__Problem requirements__:
Nothing in the data should change when you return it, but leave the pictures out.

[Data records]
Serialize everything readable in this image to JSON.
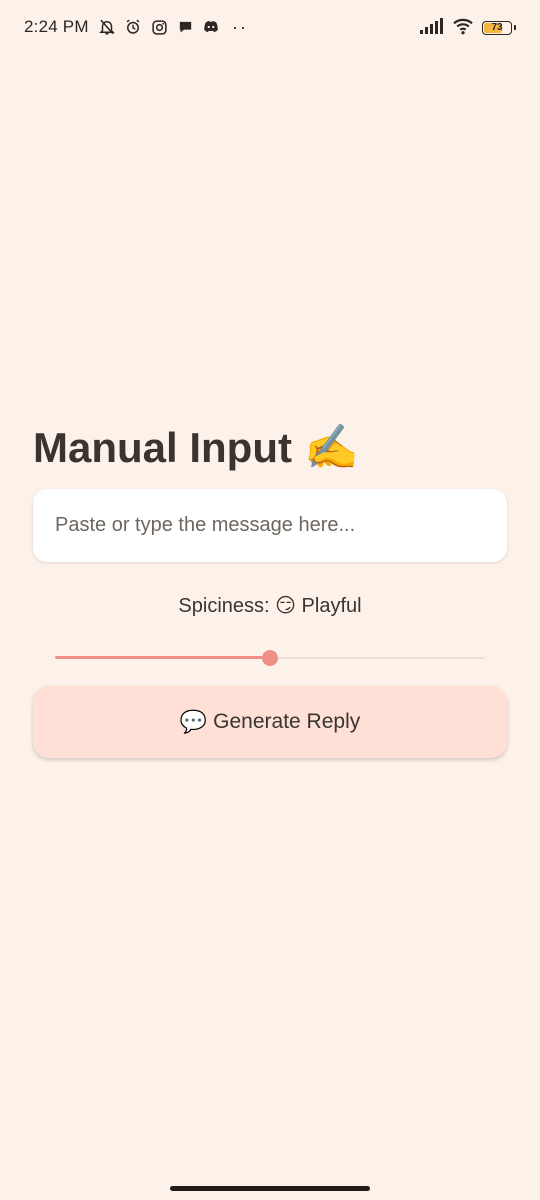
{
  "status_bar": {
    "time": "2:24 PM",
    "left_icons": [
      "bell-off-icon",
      "alarm-icon",
      "instagram-icon",
      "chat-bubble-icon",
      "discord-icon"
    ],
    "more_dots": "··",
    "right_icons": [
      "signal-icon",
      "wifi-icon"
    ],
    "battery_percent": "73",
    "battery_level": 0.73
  },
  "main": {
    "title": "Manual Input",
    "title_emoji": "✍️",
    "message_input": {
      "placeholder": "Paste or type the message here...",
      "value": ""
    },
    "spiciness_label": "Spiciness: 😏 Playful",
    "slider": {
      "value": 0.5
    },
    "generate_button": {
      "emoji": "💬",
      "label": "Generate Reply"
    }
  },
  "colors": {
    "background": "#fdf2ea",
    "accent": "#ef8f86",
    "button_bg": "#ffe0d7",
    "battery": "#f5b73d"
  }
}
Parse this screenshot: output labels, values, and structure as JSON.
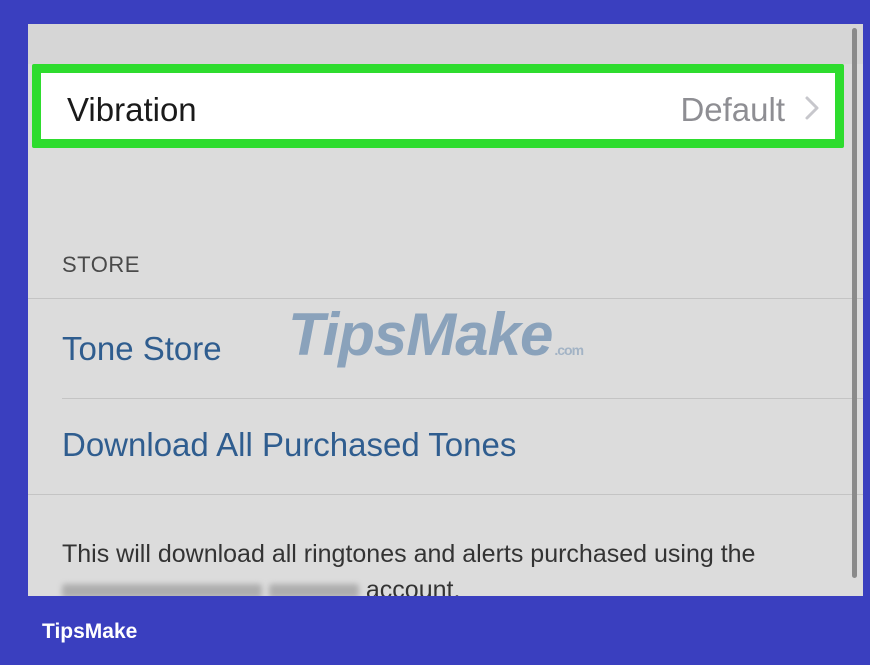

__Exercise response__:
Serialize everything readable in this image to JSON.
{
  "status_bar": {
    "time": "2:24 PM",
    "left_icons": [
      "bell-off-icon",
      "alarm-icon",
      "instagram-icon",
      "chat-bubble-icon",
      "discord-icon"
    ],
    "more_dots": "··",
    "right_icons": [
      "signal-icon",
      "wifi-icon"
    ],
    "battery_percent": "73",
    "battery_level": 0.73
  },
  "main": {
    "title": "Manual Input",
    "title_emoji": "✍️",
    "message_input": {
      "placeholder": "Paste or type the message here...",
      "value": ""
    },
    "spiciness_label": "Spiciness: 😏 Playful",
    "slider": {
      "value": 0.5
    },
    "generate_button": {
      "emoji": "💬",
      "label": "Generate Reply"
    }
  },
  "colors": {
    "background": "#fdf2ea",
    "accent": "#ef8f86",
    "button_bg": "#ffe0d7",
    "battery": "#f5b73d"
  }
}
Parse this screenshot: output labels, values, and structure as JSON.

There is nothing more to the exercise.